**Task to carry out:**
Retype the material below word for word, omitting the pictures.

**Data for this task:**
□ □ □ □ □

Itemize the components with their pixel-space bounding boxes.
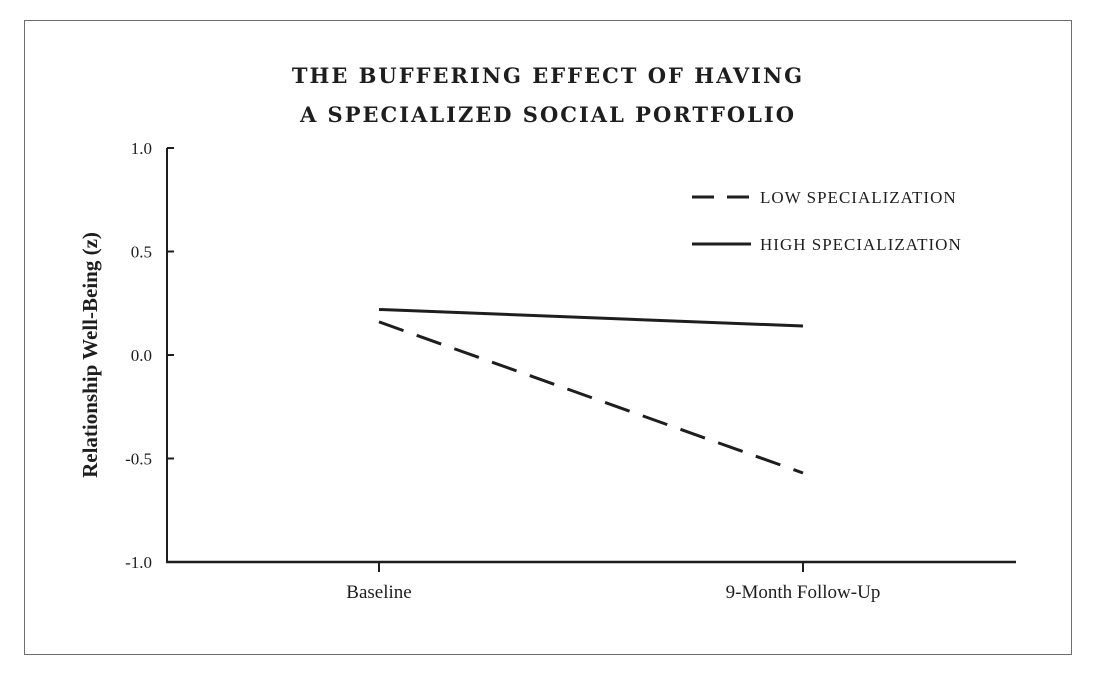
y-tick-label: 0.0 (131, 346, 152, 365)
y-tick-label: 1.0 (131, 139, 152, 158)
y-tick-label: -1.0 (125, 553, 152, 572)
x-tick-label: 9-Month Follow-Up (726, 582, 881, 603)
series-line-high-specialization (378, 307, 804, 328)
chart-title-line-1: THE BUFFERING EFFECT OF HAVING (292, 63, 804, 88)
legend-label: HIGH SPECIALIZATION (760, 235, 962, 254)
y-tick-label: 0.5 (131, 243, 152, 262)
chart-title-line-2: A SPECIALIZED SOCIAL PORTFOLIO (299, 102, 796, 127)
series-line-low-specialization (378, 320, 804, 475)
y-tick-label: -0.5 (125, 450, 152, 469)
y-axis-label: Relationship Well-Being (z) (78, 232, 102, 478)
chart-frame (24, 20, 1072, 655)
x-tick-label: Baseline (346, 582, 411, 603)
legend-label: LOW SPECIALIZATION (760, 188, 957, 207)
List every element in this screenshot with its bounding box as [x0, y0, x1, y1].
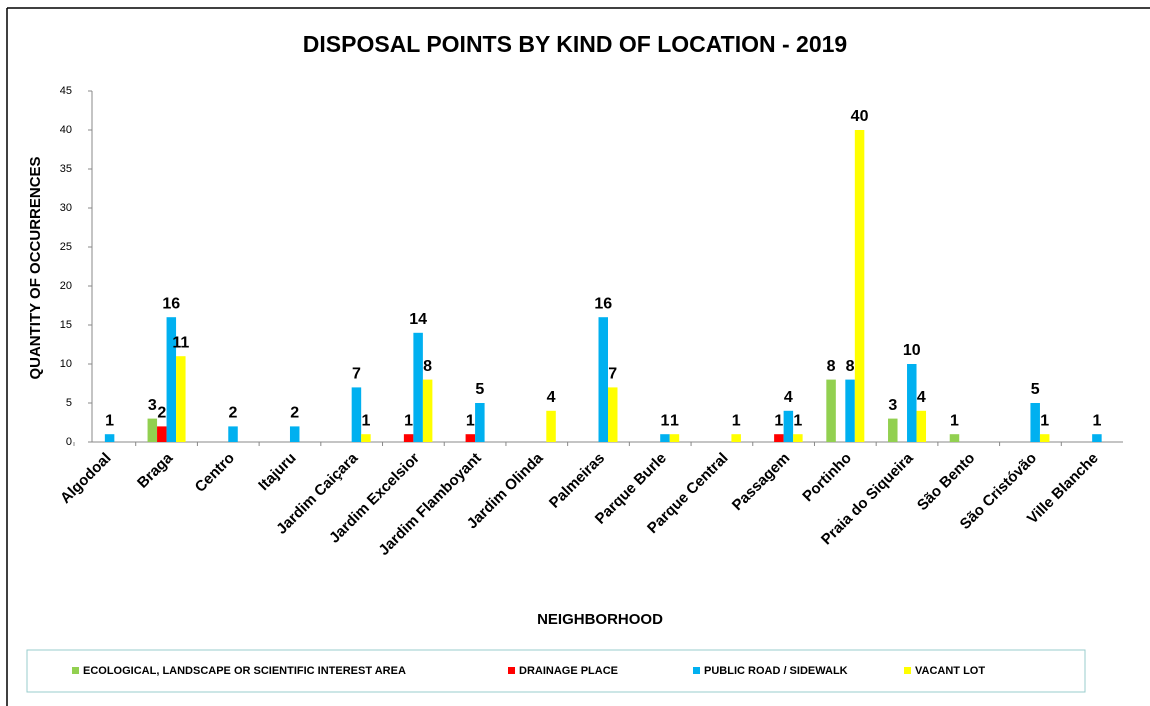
value-label: 11: [172, 334, 189, 351]
bar: [228, 426, 238, 442]
bar: [1092, 434, 1102, 442]
legend-label: PUBLIC ROAD / SIDEWALK: [704, 665, 848, 677]
bar: [176, 356, 186, 442]
bar: [949, 434, 960, 442]
bar: [793, 434, 803, 442]
bar: [475, 403, 485, 442]
value-label: 1: [361, 412, 370, 429]
bar: [289, 426, 300, 442]
value-label: 8: [846, 358, 855, 375]
x-tick-label: Centro: [192, 450, 238, 496]
value-label: 1: [105, 412, 114, 429]
y-axis-label: QUANTITY OF OCCURRENCES: [27, 156, 44, 379]
legend-swatch: [72, 667, 79, 674]
value-label: 4: [917, 389, 926, 406]
value-label: 2: [229, 405, 238, 422]
bar: [845, 379, 855, 442]
value-label: 4: [547, 389, 556, 406]
y-tick-label: 45: [60, 85, 72, 97]
value-label: 5: [475, 381, 484, 398]
value-label: 10: [903, 342, 921, 359]
bar: [731, 434, 741, 442]
bar: [888, 418, 898, 442]
value-label: 7: [352, 366, 361, 383]
value-label: 1: [950, 412, 959, 429]
legend-label: DRAINAGE PLACE: [519, 665, 618, 677]
bar: [157, 426, 167, 442]
y-tick-label: 30: [60, 202, 72, 214]
x-tick-label: Braga: [134, 449, 177, 492]
x-tick-label: Portinho: [799, 450, 855, 506]
value-label: 2: [290, 405, 299, 422]
legend-swatch: [508, 667, 515, 674]
value-label: 8: [423, 358, 432, 375]
bar: [413, 332, 423, 442]
x-tick-label: Itajuru: [255, 450, 299, 494]
legend-box: [26, 649, 1086, 693]
x-tick-label: Jardim Flamboyant: [375, 450, 484, 559]
value-label: 1: [774, 412, 783, 429]
bar: [104, 434, 115, 442]
x-tick-label: Passagem: [729, 450, 794, 515]
bar: [774, 434, 784, 442]
value-label: 1: [404, 412, 413, 429]
bar: [907, 364, 917, 442]
bar: [783, 410, 794, 442]
x-tick-label: Algodoal: [57, 450, 114, 507]
value-label: 3: [148, 397, 157, 414]
bar: [598, 317, 608, 442]
bar: [465, 434, 476, 442]
value-label: 2: [157, 405, 166, 422]
value-label: 1: [793, 412, 802, 429]
value-label: 1: [1040, 412, 1049, 429]
bar: [147, 418, 158, 442]
y-tick-label: 0: [66, 436, 72, 448]
value-label: 4: [784, 389, 793, 406]
bar: [1039, 434, 1050, 442]
value-label: 16: [162, 295, 180, 312]
bar: [608, 387, 618, 442]
x-tick-label: Palmeiras: [546, 450, 608, 512]
x-tick-label: São Bento: [914, 450, 978, 514]
y-tick-label: 10: [60, 358, 72, 370]
bar: [403, 434, 414, 442]
value-label: 1: [466, 412, 475, 429]
chart-title: DISPOSAL POINTS BY KIND OF LOCATION - 20…: [303, 31, 847, 57]
value-label: 1: [670, 412, 679, 429]
value-label: 3: [888, 397, 897, 414]
value-label: 14: [409, 311, 427, 328]
value-label: 5: [1031, 381, 1040, 398]
bar: [422, 379, 433, 442]
bar: [166, 317, 177, 442]
bar: [351, 387, 362, 442]
y-tick-label: 20: [60, 280, 72, 292]
bar: [1030, 403, 1040, 442]
y-tick-label: 25: [60, 241, 72, 253]
bar: [660, 434, 670, 442]
value-label: 8: [827, 358, 836, 375]
value-label: 1: [1092, 412, 1101, 429]
y-tick-label: 15: [60, 319, 72, 331]
x-axis-label: NEIGHBORHOOD: [537, 611, 663, 628]
bar: [826, 379, 836, 442]
bar: [916, 410, 927, 442]
value-label: 1: [732, 412, 741, 429]
value-label: 40: [851, 108, 869, 125]
legend-swatch: [693, 667, 700, 674]
bar: [669, 434, 680, 442]
legend-label: VACANT LOT: [915, 665, 985, 677]
value-label: 16: [594, 295, 612, 312]
legend-swatch: [904, 667, 911, 674]
legend-label: ECOLOGICAL, LANDSCAPE OR SCIENTIFIC INTE…: [83, 665, 406, 677]
y-tick-label: 5: [66, 397, 72, 409]
bar: [361, 434, 371, 442]
value-label: 7: [608, 366, 617, 383]
y-tick-label: 35: [60, 163, 72, 175]
y-tick-label: 40: [60, 124, 72, 136]
bar: [854, 130, 865, 442]
value-label: 1: [661, 412, 670, 429]
bar: [546, 410, 556, 442]
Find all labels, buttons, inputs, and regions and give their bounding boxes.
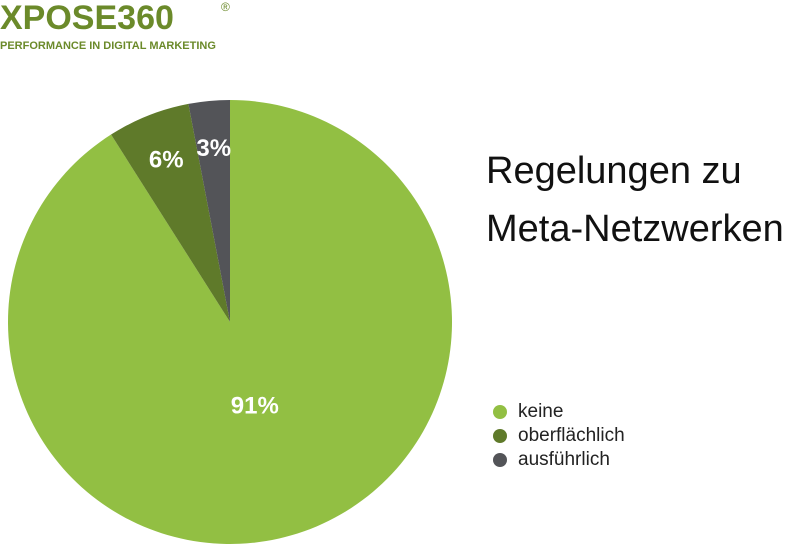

□ □ □ □ □

**The result:**
Itemize the components with their pixel-space bounding boxes.
y-tick-label: 0.0 (131, 346, 152, 365)
y-tick-label: 1.0 (131, 139, 152, 158)
y-tick-label: -1.0 (125, 553, 152, 572)
x-tick-label: 9-Month Follow-Up (726, 582, 881, 603)
series-line-high-specialization (378, 307, 804, 328)
chart-title-line-1: THE BUFFERING EFFECT OF HAVING (292, 63, 804, 88)
legend-label: HIGH SPECIALIZATION (760, 235, 962, 254)
y-tick-label: 0.5 (131, 243, 152, 262)
chart-title-line-2: A SPECIALIZED SOCIAL PORTFOLIO (299, 102, 796, 127)
series-line-low-specialization (378, 320, 804, 475)
y-tick-label: -0.5 (125, 450, 152, 469)
y-axis-label: Relationship Well-Being (z) (78, 232, 102, 478)
chart-frame (24, 20, 1072, 655)
x-tick-label: Baseline (346, 582, 411, 603)
legend-label: LOW SPECIALIZATION (760, 188, 957, 207)
List every element in this screenshot with its bounding box as [x0, y0, x1, y1].
value-label: 11: [172, 334, 189, 351]
bar: [228, 426, 238, 442]
bar: [1092, 434, 1102, 442]
legend-label: PUBLIC ROAD / SIDEWALK: [704, 665, 848, 677]
bar: [176, 356, 186, 442]
bar: [949, 434, 960, 442]
bar: [793, 434, 803, 442]
bar: [475, 403, 485, 442]
value-label: 1: [361, 412, 370, 429]
bar: [289, 426, 300, 442]
value-label: 8: [846, 358, 855, 375]
x-tick-label: Centro: [192, 450, 238, 496]
value-label: 1: [105, 412, 114, 429]
y-axis-label: QUANTITY OF OCCURRENCES: [27, 156, 44, 379]
legend-swatch: [72, 667, 79, 674]
value-label: 4: [917, 389, 926, 406]
value-label: 2: [229, 405, 238, 422]
bar: [845, 379, 855, 442]
value-label: 4: [547, 389, 556, 406]
y-tick-label: 45: [60, 85, 72, 97]
value-label: 5: [475, 381, 484, 398]
value-label: 10: [903, 342, 921, 359]
bar: [731, 434, 741, 442]
bar: [888, 418, 898, 442]
value-label: 7: [352, 366, 361, 383]
value-label: 1: [950, 412, 959, 429]
legend-label: DRAINAGE PLACE: [519, 665, 618, 677]
bar: [157, 426, 167, 442]
y-tick-label: 30: [60, 202, 72, 214]
x-tick-label: Braga: [134, 449, 177, 492]
x-tick-label: Portinho: [799, 450, 855, 506]
value-label: 2: [290, 405, 299, 422]
legend-swatch: [508, 667, 515, 674]
value-label: 8: [423, 358, 432, 375]
bar: [413, 332, 423, 442]
x-tick-label: Itajuru: [255, 450, 299, 494]
legend-box: [26, 649, 1086, 693]
x-tick-label: Jardim Flamboyant: [375, 450, 484, 559]
value-label: 1: [774, 412, 783, 429]
bar: [104, 434, 115, 442]
x-tick-label: Passagem: [729, 450, 794, 515]
bar: [774, 434, 784, 442]
value-label: 1: [404, 412, 413, 429]
bar: [907, 364, 917, 442]
bar: [783, 410, 794, 442]
x-tick-label: Algodoal: [57, 450, 114, 507]
value-label: 3: [148, 397, 157, 414]
bar: [598, 317, 608, 442]
bar: [465, 434, 476, 442]
value-label: 2: [157, 405, 166, 422]
value-label: 1: [793, 412, 802, 429]
value-label: 1: [1040, 412, 1049, 429]
bar: [147, 418, 158, 442]
y-tick-label: 0: [66, 436, 72, 448]
value-label: 4: [784, 389, 793, 406]
bar: [1039, 434, 1050, 442]
value-label: 16: [162, 295, 180, 312]
bar: [608, 387, 618, 442]
x-tick-label: Palmeiras: [546, 450, 608, 512]
x-tick-label: São Bento: [914, 450, 978, 514]
y-tick-label: 10: [60, 358, 72, 370]
bar: [403, 434, 414, 442]
value-label: 1: [466, 412, 475, 429]
chart-title: DISPOSAL POINTS BY KIND OF LOCATION - 20…: [303, 31, 847, 57]
value-label: 1: [670, 412, 679, 429]
value-label: 3: [888, 397, 897, 414]
value-label: 14: [409, 311, 427, 328]
value-label: 5: [1031, 381, 1040, 398]
bar: [422, 379, 433, 442]
bar: [166, 317, 177, 442]
bar: [351, 387, 362, 442]
y-tick-label: 20: [60, 280, 72, 292]
bar: [1030, 403, 1040, 442]
y-tick-label: 25: [60, 241, 72, 253]
bar: [660, 434, 670, 442]
value-label: 8: [827, 358, 836, 375]
value-label: 1: [1092, 412, 1101, 429]
y-tick-label: 15: [60, 319, 72, 331]
x-axis-label: NEIGHBORHOOD: [537, 611, 663, 628]
bar: [826, 379, 836, 442]
bar: [916, 410, 927, 442]
value-label: 1: [732, 412, 741, 429]
value-label: 40: [851, 108, 869, 125]
legend-swatch: [693, 667, 700, 674]
bar: [669, 434, 680, 442]
legend-label: VACANT LOT: [915, 665, 985, 677]
value-label: 16: [594, 295, 612, 312]
legend-swatch: [904, 667, 911, 674]
legend-label: ECOLOGICAL, LANDSCAPE OR SCIENTIFIC INTE…: [83, 665, 406, 677]
y-tick-label: 5: [66, 397, 72, 409]
bar: [361, 434, 371, 442]
value-label: 7: [608, 366, 617, 383]
y-tick-label: 35: [60, 163, 72, 175]
y-tick-label: 40: [60, 124, 72, 136]
bar: [854, 130, 865, 442]
value-label: 1: [661, 412, 670, 429]
bar: [546, 410, 556, 442]
Find all labels, buttons, inputs, and regions and give their bounding boxes.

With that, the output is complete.